▼▼▼

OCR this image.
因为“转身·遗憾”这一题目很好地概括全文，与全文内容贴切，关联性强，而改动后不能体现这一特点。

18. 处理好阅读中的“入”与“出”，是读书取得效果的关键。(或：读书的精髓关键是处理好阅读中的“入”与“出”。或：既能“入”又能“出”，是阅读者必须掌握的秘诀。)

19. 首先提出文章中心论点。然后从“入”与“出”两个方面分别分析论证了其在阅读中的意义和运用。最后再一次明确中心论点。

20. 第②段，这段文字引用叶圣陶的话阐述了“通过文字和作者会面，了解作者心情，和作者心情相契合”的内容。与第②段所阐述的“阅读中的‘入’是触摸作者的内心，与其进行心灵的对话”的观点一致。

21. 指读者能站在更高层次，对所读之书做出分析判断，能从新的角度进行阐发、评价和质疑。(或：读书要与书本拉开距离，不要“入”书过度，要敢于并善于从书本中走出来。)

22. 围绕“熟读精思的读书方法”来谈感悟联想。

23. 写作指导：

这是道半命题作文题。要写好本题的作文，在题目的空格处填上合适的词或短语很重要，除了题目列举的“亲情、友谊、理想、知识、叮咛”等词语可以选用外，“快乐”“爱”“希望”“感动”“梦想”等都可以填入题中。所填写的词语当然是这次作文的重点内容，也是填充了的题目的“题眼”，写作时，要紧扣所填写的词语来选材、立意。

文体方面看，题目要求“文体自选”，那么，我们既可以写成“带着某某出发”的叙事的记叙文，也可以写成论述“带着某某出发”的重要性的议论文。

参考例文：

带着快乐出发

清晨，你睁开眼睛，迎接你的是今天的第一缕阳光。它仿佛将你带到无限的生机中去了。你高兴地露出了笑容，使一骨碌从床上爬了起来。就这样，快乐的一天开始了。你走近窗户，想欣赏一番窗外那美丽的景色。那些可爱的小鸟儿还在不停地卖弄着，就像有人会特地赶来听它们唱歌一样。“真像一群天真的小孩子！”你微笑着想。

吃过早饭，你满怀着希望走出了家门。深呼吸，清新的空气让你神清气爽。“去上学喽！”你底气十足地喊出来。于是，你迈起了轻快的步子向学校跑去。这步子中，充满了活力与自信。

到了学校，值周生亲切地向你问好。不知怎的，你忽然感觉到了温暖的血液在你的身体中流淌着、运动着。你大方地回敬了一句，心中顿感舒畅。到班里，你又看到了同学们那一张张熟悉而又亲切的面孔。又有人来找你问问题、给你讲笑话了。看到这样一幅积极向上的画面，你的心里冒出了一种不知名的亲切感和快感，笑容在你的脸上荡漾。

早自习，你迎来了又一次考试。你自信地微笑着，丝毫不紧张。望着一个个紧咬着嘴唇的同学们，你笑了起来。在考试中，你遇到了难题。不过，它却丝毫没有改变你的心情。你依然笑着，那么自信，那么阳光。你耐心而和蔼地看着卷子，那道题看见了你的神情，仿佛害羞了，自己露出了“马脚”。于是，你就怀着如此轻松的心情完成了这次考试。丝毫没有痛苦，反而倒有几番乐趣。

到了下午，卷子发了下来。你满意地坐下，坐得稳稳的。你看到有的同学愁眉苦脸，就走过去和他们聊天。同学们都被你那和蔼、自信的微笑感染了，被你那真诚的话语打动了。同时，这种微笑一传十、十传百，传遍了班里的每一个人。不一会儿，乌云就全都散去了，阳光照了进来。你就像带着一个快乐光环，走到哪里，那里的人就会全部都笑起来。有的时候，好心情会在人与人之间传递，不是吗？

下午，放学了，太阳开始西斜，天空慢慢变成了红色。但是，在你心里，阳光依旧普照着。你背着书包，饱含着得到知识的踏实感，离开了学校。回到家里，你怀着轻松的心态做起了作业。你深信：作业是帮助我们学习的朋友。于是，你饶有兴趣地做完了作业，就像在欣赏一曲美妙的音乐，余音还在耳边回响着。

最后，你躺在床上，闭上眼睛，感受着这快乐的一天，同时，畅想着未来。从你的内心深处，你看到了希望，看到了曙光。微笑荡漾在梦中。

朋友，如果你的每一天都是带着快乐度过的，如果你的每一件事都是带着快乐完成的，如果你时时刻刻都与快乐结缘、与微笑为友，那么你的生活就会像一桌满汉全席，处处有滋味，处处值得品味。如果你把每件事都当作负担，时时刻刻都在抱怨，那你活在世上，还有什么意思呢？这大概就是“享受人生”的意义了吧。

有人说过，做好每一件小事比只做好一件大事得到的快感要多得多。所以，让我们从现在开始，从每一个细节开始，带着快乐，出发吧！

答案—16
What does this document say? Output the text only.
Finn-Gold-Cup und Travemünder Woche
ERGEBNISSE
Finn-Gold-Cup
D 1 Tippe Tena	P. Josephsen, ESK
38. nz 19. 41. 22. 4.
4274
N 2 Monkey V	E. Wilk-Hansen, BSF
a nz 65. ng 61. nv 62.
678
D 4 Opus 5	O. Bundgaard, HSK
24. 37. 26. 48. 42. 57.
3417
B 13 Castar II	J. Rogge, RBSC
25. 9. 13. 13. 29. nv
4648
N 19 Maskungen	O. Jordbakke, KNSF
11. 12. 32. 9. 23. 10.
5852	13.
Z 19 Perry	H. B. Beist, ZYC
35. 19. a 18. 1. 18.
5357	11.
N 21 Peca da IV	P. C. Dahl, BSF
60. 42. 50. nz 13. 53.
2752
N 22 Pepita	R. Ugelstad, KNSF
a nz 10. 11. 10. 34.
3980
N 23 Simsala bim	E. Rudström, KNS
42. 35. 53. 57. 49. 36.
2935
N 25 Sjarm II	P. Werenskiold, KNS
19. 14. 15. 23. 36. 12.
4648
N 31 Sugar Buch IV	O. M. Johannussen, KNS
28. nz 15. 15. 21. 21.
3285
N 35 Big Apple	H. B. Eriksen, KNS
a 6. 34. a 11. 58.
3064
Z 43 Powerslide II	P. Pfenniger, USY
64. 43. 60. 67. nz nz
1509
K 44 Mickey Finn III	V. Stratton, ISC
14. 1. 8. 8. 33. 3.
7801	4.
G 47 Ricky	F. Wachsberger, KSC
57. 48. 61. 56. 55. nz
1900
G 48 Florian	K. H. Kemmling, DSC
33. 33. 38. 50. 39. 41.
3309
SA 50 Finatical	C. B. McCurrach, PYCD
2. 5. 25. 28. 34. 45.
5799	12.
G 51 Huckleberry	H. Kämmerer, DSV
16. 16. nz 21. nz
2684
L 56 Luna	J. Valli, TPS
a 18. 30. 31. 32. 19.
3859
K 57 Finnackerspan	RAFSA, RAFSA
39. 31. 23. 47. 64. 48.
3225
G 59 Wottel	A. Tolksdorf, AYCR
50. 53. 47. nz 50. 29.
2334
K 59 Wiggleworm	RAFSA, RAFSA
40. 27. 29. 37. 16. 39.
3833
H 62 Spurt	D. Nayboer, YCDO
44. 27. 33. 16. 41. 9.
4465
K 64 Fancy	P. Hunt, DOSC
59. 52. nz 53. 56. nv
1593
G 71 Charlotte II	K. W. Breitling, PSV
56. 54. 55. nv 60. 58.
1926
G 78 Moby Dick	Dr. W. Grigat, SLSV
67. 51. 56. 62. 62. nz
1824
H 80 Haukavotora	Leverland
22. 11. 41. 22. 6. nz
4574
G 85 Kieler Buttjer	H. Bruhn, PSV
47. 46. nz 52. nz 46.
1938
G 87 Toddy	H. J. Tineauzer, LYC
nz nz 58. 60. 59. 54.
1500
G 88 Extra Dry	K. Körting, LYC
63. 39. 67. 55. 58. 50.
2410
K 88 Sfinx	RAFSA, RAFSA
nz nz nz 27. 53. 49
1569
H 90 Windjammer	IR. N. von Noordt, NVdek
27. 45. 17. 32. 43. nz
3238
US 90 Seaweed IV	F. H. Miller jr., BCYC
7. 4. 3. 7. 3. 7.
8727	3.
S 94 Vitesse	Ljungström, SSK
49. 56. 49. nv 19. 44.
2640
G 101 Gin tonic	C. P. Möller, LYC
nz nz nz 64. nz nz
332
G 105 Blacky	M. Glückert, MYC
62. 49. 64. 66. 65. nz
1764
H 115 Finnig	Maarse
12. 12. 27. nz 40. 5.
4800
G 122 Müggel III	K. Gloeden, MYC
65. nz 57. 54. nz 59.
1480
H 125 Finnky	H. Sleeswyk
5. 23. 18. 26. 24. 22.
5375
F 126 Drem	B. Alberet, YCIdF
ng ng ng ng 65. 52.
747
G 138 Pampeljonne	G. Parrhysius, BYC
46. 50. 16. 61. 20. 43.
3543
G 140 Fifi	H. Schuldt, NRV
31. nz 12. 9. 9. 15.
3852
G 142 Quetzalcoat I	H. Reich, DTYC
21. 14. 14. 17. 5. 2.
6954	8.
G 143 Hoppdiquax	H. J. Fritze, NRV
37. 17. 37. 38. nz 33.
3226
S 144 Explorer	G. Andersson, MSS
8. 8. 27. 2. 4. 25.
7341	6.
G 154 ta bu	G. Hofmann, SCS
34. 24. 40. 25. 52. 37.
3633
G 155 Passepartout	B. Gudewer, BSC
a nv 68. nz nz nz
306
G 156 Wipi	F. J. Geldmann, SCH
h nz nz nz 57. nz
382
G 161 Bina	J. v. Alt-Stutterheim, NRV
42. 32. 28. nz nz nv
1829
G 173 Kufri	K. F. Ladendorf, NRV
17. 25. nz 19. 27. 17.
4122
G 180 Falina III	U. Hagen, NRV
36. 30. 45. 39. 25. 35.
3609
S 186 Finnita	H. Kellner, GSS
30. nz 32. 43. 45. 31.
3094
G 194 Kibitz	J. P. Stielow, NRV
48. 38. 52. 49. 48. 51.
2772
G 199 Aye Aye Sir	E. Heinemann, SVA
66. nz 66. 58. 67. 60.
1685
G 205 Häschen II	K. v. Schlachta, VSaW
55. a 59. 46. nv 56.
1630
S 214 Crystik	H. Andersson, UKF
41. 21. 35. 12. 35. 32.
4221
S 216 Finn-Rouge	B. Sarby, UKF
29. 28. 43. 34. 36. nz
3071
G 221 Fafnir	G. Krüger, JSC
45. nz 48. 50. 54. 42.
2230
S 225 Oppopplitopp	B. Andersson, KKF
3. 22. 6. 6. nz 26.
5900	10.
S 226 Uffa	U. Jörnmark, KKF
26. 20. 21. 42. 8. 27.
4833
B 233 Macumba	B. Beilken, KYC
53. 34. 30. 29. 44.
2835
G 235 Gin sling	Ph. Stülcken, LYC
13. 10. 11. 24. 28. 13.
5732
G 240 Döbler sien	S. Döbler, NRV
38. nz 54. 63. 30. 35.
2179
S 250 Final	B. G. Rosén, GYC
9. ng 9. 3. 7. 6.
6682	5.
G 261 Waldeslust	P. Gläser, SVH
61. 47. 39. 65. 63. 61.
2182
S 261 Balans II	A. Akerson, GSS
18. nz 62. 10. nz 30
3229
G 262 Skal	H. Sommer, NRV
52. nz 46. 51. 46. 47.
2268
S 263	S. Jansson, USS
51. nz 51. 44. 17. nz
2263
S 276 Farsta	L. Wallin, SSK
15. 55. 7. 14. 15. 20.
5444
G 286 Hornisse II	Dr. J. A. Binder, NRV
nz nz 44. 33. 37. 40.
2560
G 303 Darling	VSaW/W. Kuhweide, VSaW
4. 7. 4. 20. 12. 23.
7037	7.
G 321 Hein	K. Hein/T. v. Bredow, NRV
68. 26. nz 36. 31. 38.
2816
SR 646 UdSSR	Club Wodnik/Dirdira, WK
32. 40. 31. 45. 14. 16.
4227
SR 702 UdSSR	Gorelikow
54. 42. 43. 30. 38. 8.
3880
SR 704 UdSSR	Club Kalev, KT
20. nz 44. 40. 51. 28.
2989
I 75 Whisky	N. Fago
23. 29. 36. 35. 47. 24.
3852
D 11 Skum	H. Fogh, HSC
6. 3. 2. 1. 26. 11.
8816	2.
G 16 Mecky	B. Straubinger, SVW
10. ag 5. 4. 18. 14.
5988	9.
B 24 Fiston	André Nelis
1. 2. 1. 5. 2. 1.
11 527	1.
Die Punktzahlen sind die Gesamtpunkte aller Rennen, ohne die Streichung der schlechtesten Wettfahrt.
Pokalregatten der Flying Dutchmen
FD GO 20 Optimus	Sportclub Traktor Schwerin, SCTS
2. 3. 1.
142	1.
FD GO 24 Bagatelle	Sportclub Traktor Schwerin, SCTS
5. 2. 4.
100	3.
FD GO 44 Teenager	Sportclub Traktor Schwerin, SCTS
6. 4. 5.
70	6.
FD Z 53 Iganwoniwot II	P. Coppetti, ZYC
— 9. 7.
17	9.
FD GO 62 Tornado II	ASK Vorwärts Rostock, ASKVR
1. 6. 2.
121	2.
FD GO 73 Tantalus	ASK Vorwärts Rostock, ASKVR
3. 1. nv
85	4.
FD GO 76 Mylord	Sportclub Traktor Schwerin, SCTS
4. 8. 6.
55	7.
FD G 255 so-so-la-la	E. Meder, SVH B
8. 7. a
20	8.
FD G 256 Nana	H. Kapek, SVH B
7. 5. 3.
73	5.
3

▲▲▲

**TO BE DONE**
Show all lines in the entries above where the word "KNSF" appears.

**COMPLETE ANSWER**
N 19 Maskungen	O. Jordbakke, KNSF
N 22 Pepita	R. Ugelstad, KNSF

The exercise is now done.